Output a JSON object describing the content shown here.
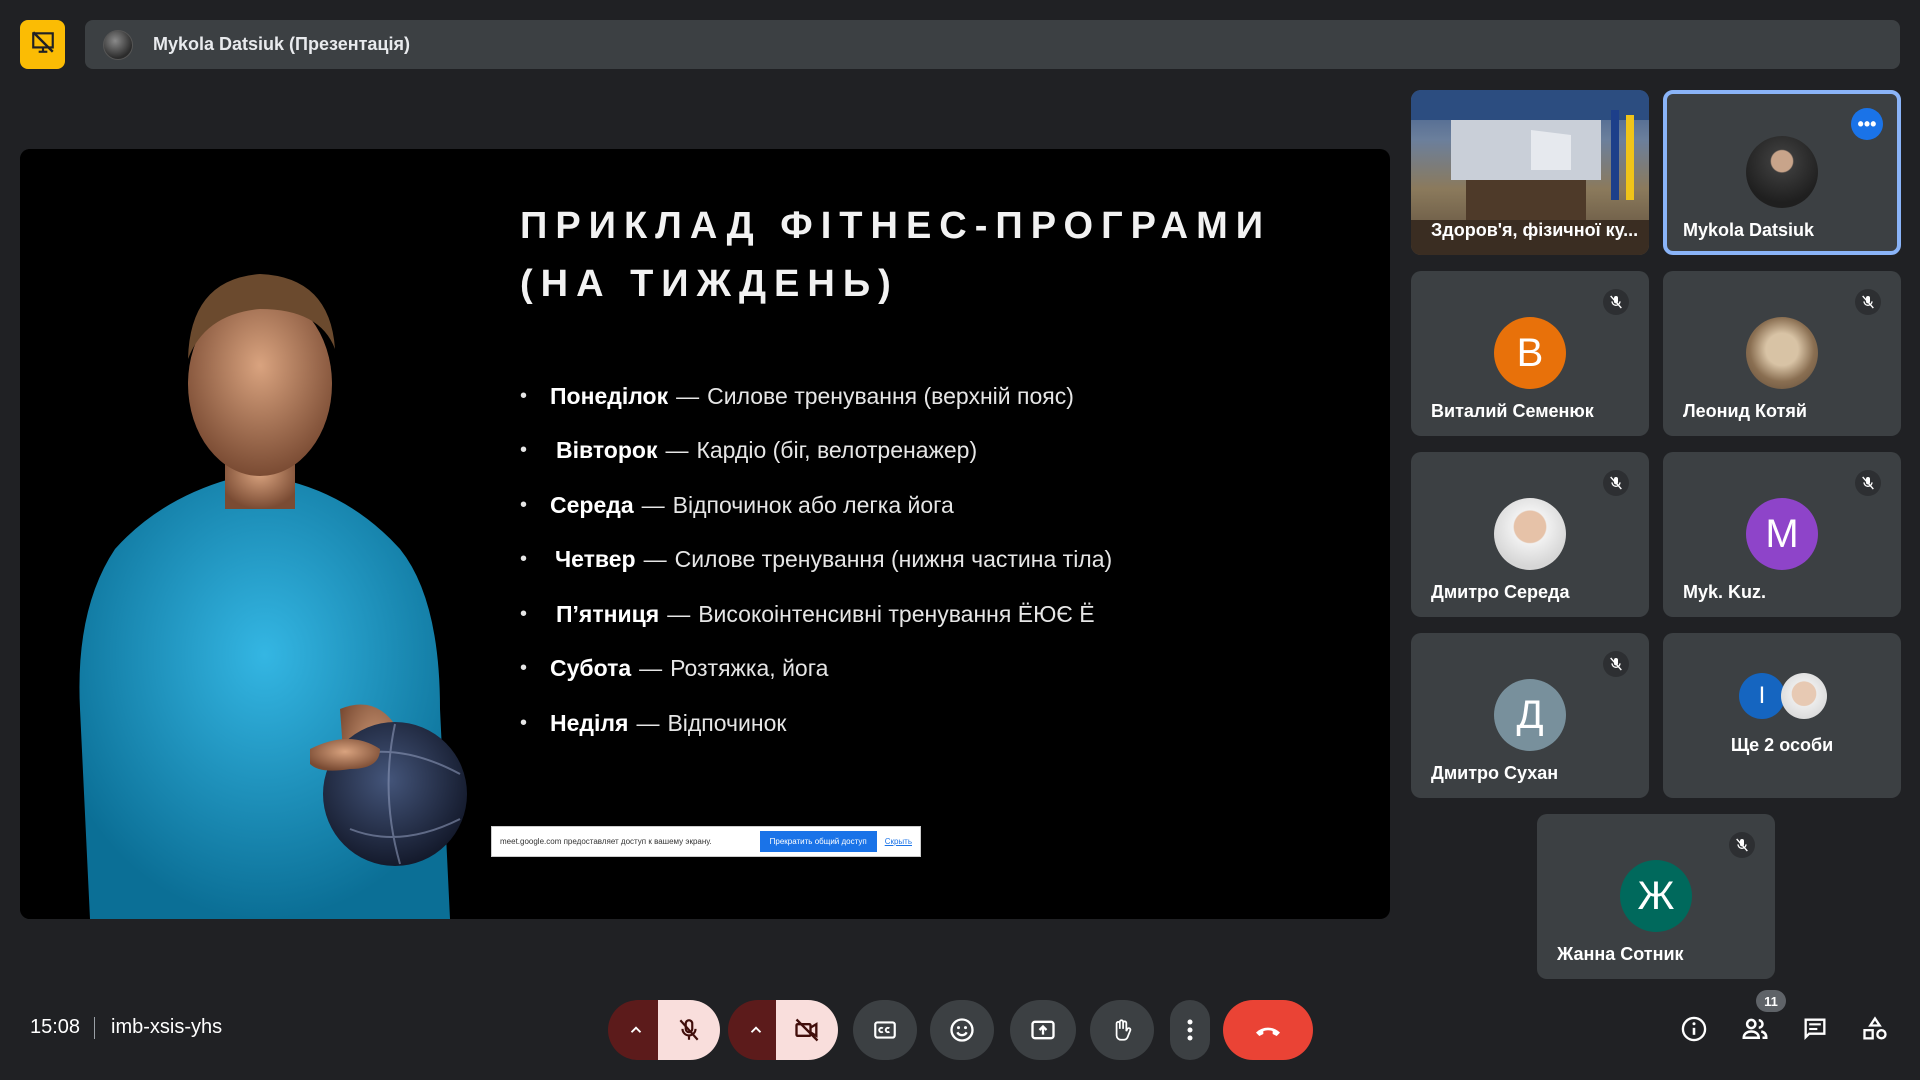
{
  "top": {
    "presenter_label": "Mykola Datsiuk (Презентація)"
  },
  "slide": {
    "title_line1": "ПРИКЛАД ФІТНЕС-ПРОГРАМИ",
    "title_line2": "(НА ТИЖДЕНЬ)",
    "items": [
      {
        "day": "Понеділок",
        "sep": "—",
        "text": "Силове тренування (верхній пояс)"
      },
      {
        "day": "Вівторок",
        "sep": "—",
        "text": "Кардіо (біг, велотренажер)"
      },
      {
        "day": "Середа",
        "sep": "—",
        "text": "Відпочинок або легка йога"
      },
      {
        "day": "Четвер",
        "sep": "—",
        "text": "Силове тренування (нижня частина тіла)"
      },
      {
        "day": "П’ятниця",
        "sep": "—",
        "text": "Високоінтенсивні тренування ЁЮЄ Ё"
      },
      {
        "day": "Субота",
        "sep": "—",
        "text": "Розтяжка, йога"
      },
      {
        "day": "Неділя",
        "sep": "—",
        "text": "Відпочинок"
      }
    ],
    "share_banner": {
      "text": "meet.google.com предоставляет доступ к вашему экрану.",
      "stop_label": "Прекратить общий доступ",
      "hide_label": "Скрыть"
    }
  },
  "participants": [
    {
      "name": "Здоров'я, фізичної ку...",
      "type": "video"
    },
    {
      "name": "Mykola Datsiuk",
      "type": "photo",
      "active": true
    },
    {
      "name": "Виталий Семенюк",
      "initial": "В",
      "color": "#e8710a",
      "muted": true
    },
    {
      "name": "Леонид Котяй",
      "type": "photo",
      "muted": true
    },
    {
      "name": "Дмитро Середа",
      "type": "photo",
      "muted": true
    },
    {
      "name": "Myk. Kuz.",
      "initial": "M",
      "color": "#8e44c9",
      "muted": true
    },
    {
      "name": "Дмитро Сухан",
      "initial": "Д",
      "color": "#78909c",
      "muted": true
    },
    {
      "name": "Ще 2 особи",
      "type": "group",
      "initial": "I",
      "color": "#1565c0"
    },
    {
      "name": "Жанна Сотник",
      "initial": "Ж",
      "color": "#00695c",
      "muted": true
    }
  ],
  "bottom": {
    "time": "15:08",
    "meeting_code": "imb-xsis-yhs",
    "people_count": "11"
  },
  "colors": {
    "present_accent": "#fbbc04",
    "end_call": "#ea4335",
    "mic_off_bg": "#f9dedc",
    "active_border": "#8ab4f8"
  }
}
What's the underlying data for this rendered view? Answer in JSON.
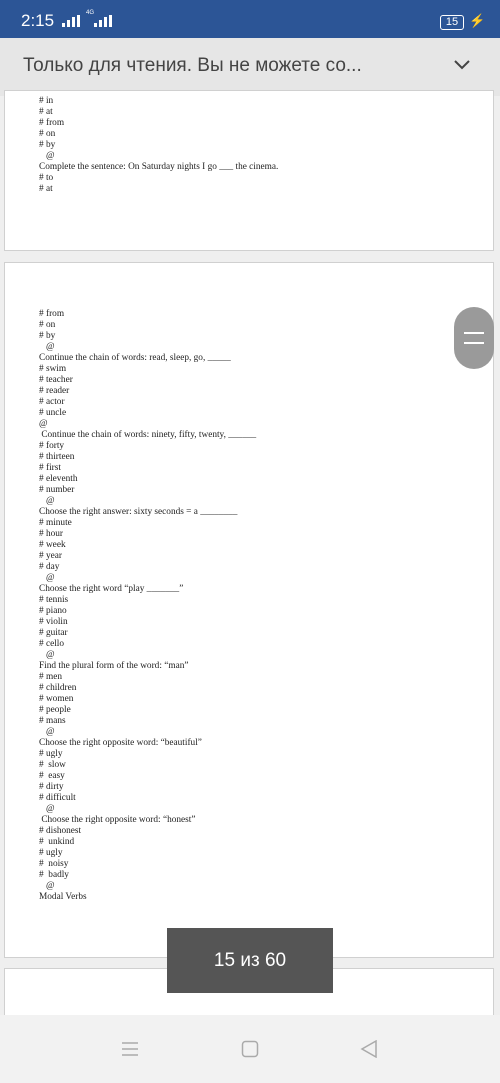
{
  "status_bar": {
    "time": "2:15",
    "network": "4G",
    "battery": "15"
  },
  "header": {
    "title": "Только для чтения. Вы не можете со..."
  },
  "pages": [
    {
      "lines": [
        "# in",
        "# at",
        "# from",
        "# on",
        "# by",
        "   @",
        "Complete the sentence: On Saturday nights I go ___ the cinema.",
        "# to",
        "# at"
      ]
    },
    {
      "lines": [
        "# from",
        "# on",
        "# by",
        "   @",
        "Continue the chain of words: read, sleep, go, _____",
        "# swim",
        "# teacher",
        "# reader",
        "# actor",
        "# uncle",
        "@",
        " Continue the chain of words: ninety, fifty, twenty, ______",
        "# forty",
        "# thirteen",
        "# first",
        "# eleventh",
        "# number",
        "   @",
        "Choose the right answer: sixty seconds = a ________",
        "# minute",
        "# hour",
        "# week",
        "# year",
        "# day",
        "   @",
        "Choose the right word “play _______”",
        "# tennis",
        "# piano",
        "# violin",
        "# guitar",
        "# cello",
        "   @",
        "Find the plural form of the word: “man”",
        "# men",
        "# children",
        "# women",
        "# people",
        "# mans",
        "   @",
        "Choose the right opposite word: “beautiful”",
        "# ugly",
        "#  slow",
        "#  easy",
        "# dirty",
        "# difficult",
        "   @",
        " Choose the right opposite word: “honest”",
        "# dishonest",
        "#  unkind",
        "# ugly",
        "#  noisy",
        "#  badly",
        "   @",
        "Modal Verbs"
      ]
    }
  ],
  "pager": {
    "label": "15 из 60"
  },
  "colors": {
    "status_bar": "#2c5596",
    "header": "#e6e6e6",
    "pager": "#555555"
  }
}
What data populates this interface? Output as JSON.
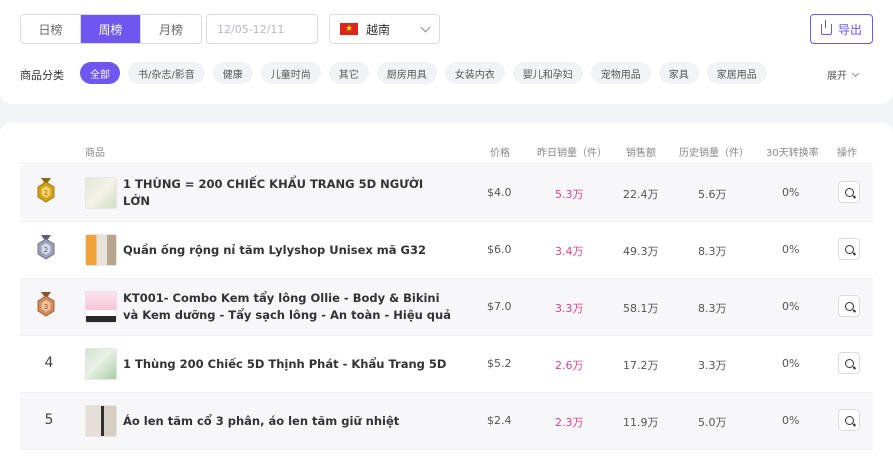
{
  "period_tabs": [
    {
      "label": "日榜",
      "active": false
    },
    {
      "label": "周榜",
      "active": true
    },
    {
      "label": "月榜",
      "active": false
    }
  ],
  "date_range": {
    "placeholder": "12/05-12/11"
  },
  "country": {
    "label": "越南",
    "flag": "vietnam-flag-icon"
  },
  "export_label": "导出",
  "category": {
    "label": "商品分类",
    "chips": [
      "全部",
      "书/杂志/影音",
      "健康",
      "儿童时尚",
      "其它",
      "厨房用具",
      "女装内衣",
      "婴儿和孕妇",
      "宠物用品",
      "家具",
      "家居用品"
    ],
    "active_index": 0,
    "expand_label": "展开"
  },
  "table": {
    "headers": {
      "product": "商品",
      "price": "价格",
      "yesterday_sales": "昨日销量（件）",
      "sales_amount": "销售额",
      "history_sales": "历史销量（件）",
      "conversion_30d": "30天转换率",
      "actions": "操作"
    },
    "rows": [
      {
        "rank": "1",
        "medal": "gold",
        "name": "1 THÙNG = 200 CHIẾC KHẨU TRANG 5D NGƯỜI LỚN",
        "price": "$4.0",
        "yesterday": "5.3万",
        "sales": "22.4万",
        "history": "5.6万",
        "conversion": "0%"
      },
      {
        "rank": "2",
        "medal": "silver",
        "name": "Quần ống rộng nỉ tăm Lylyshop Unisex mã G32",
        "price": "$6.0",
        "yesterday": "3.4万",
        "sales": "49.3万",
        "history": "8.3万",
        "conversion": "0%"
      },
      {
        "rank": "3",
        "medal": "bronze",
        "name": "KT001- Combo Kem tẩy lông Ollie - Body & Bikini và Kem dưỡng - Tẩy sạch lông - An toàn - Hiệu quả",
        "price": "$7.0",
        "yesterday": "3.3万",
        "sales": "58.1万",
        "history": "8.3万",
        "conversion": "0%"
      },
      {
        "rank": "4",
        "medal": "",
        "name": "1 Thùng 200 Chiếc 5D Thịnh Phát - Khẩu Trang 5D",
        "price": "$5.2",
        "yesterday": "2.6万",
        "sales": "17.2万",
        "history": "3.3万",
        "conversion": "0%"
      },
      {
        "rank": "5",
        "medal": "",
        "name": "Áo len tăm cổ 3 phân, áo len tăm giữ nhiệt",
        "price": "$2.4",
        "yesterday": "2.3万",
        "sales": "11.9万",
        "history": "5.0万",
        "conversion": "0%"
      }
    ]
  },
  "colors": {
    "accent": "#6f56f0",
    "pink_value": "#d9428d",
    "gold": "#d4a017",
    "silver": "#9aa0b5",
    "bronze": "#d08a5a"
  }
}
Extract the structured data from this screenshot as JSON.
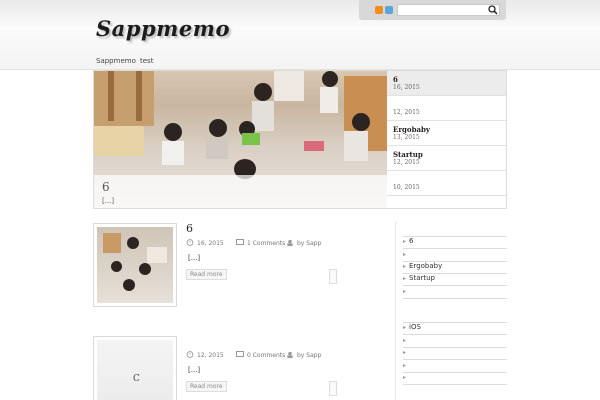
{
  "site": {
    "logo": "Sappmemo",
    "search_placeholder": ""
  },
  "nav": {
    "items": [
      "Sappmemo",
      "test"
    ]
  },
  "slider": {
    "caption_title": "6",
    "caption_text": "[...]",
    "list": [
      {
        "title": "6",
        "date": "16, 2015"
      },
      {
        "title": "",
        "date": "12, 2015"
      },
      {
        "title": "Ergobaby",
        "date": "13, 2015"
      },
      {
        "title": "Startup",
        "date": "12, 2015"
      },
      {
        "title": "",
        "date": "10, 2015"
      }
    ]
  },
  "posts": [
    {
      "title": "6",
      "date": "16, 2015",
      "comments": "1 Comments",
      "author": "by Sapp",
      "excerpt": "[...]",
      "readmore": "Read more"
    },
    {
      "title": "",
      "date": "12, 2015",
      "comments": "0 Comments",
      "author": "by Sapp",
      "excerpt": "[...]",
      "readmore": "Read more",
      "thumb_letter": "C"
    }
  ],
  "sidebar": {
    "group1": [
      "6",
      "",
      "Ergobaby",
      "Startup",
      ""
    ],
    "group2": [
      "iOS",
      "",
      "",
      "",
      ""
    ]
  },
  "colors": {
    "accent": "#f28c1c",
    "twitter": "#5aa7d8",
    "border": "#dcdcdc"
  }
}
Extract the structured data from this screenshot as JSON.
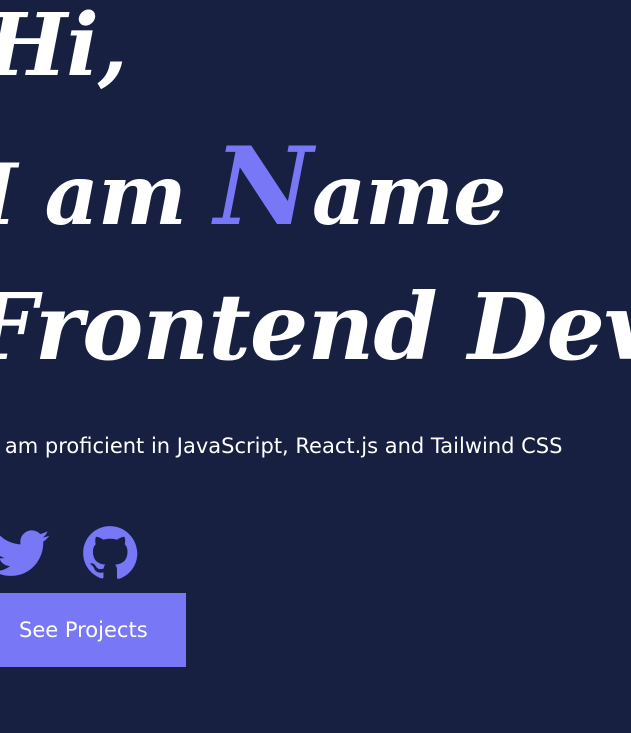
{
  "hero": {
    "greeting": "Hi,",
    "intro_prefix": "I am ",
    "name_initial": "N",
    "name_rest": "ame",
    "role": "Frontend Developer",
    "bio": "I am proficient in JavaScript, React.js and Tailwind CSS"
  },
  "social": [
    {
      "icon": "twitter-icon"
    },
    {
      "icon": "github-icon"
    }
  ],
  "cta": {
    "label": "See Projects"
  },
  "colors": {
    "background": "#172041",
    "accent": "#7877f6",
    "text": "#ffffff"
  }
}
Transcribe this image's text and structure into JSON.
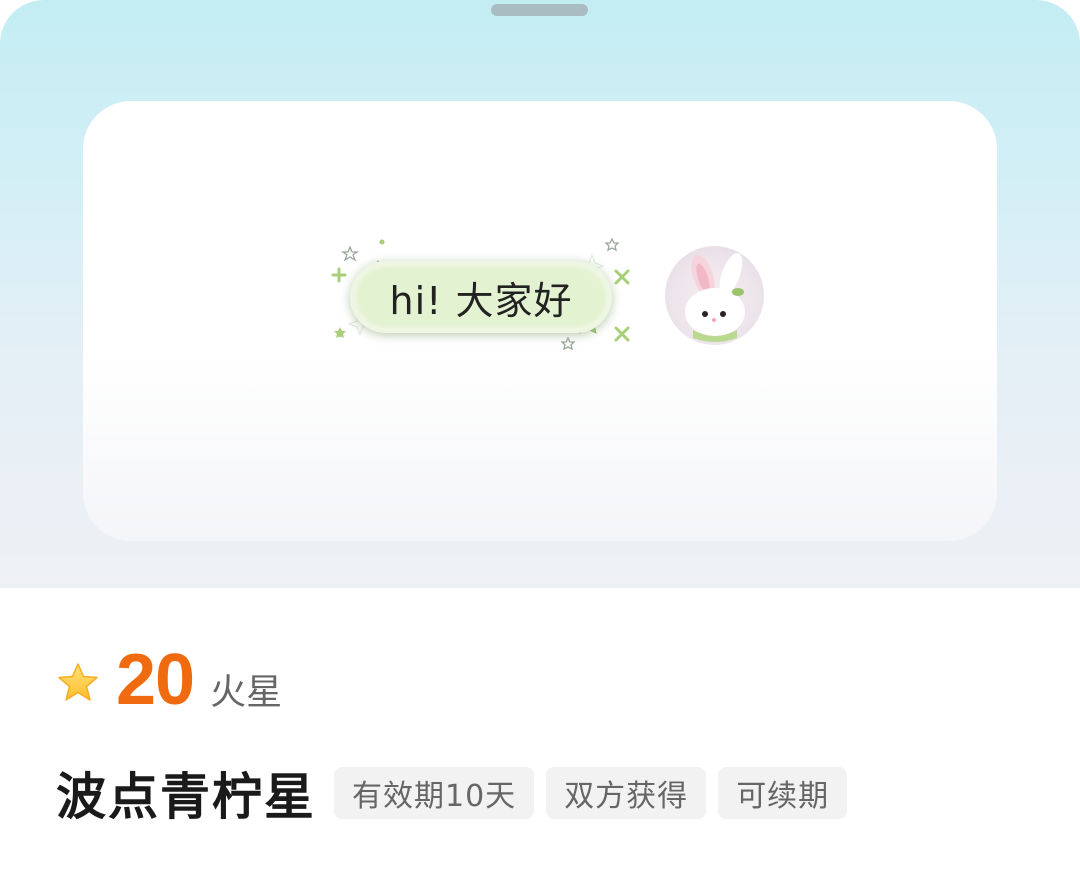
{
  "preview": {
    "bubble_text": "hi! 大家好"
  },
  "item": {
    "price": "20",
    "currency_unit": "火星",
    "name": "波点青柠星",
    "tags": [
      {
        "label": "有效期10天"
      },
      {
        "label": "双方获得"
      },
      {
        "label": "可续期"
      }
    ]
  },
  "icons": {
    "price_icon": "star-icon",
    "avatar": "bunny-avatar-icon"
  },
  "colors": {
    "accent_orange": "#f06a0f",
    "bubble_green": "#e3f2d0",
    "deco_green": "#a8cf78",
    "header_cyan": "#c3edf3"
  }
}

-- -- --

WRITTEN REQUEST:
Every line of the records that includes the word "data" should be gathered.

RESPONSE FOR THIS EXERCISE:
What's the underlying data for this rendered view? Answer in JSON.
What data populates this interface? Output as JSON.
Extract the structured data from this screenshot as JSON.
Extract the structured data from this screenshot as JSON.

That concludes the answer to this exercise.